Work to be completed:
Each line below that contains "SAPS" counts once; report the total and nothing more.

Records provided:
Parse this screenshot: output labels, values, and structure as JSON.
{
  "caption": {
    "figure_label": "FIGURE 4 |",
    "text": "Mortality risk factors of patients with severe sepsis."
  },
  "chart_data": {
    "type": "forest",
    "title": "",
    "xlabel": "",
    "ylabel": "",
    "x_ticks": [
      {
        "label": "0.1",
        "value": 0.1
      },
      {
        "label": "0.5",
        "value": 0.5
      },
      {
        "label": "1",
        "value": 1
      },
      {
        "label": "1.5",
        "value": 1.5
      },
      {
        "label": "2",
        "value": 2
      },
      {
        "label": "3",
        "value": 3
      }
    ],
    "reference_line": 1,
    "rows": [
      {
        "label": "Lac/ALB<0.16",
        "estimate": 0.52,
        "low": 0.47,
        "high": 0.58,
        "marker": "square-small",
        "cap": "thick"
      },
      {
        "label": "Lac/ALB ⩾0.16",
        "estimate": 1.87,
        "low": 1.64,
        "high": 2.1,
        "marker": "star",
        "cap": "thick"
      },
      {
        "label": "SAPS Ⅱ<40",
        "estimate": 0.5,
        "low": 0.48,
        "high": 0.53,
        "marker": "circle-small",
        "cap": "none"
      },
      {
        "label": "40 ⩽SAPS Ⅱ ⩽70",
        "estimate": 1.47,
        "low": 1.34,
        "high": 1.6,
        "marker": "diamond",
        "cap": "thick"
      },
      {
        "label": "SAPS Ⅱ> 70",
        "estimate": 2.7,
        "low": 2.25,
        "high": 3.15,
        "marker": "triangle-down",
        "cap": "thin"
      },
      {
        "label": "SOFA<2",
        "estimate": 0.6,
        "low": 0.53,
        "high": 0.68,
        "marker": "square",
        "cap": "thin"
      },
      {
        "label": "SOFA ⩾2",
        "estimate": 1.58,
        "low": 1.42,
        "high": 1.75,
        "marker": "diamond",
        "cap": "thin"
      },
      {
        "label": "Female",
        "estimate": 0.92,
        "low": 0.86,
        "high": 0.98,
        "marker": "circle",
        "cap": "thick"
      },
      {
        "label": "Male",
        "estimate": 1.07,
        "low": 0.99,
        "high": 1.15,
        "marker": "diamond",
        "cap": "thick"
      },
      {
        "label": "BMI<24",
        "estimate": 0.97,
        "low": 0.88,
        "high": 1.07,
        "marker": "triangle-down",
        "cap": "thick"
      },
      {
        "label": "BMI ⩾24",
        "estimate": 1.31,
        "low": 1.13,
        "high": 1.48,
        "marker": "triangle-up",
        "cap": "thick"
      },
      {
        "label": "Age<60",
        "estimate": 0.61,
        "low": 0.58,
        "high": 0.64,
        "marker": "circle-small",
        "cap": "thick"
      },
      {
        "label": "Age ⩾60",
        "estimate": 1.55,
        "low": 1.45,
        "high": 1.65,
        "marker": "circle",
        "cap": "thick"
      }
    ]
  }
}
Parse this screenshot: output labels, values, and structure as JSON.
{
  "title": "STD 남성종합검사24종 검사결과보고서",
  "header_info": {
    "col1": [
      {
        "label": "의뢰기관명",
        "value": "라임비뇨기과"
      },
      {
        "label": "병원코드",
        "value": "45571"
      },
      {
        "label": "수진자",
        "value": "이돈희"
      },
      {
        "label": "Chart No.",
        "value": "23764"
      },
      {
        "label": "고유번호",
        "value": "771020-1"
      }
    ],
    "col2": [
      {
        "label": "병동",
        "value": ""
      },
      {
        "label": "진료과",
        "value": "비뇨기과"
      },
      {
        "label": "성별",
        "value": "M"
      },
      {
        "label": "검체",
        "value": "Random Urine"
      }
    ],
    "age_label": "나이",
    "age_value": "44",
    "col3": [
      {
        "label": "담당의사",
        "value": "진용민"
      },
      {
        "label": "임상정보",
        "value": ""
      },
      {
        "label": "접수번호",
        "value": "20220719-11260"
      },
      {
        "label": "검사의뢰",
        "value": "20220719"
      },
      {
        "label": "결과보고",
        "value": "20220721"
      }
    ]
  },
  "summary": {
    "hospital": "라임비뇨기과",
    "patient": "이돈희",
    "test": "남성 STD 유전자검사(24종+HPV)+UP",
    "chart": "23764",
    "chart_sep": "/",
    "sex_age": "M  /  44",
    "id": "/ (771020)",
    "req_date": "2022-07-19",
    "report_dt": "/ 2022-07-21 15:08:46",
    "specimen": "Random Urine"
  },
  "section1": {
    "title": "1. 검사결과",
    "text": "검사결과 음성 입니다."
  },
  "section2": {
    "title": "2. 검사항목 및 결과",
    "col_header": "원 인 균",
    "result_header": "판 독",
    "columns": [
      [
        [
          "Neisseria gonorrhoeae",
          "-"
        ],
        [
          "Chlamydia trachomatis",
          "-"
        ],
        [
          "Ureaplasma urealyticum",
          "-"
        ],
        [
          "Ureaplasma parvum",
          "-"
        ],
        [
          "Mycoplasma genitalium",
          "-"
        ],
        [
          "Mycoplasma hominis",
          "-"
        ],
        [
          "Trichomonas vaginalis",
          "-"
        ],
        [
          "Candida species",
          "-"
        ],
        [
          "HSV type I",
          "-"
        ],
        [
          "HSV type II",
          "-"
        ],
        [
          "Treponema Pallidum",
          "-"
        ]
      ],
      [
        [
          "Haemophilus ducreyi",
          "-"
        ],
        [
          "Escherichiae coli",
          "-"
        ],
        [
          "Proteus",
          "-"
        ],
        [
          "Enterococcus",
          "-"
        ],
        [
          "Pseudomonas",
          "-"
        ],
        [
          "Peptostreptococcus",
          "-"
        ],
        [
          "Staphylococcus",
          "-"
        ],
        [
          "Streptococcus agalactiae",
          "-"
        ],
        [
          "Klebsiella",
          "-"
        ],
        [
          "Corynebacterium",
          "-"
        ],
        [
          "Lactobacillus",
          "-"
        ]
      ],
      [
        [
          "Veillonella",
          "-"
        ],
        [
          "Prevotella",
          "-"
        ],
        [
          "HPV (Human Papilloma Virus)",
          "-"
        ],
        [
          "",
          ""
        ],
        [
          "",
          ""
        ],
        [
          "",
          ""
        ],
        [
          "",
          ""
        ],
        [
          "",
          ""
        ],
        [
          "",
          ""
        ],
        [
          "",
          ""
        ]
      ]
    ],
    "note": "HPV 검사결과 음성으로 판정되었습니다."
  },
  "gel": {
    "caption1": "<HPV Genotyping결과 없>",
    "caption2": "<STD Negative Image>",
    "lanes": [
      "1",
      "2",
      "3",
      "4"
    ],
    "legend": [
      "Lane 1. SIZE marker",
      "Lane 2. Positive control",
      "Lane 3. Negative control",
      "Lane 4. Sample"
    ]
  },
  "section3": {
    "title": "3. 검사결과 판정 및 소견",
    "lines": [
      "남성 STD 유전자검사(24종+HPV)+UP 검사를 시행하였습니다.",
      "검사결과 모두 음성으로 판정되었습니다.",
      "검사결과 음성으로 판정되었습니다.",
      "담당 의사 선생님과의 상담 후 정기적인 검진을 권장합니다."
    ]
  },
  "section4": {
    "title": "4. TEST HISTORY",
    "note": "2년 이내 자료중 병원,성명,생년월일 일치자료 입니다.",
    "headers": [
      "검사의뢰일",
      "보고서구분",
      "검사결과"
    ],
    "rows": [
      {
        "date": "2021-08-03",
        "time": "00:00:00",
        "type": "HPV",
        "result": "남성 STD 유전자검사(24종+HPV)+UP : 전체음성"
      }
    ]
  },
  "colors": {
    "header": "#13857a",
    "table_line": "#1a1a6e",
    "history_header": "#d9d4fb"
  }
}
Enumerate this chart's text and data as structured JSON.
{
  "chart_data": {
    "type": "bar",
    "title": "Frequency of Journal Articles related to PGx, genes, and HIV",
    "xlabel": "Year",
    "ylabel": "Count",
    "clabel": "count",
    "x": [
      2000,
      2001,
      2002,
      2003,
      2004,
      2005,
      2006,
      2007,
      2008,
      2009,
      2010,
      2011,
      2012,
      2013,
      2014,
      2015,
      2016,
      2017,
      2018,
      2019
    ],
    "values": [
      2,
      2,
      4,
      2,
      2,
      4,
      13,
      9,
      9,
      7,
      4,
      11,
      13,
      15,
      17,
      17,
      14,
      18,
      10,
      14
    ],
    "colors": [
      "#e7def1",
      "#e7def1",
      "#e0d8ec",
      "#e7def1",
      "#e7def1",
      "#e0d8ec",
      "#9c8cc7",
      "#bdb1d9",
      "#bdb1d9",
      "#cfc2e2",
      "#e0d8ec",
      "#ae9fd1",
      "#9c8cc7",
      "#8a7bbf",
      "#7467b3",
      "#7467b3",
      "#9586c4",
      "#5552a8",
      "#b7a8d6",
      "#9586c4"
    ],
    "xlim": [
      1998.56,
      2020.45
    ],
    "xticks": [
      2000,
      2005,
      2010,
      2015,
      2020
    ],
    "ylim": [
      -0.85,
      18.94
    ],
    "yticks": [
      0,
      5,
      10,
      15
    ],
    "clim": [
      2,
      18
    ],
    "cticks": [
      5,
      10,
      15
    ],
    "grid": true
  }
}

Solution below:
3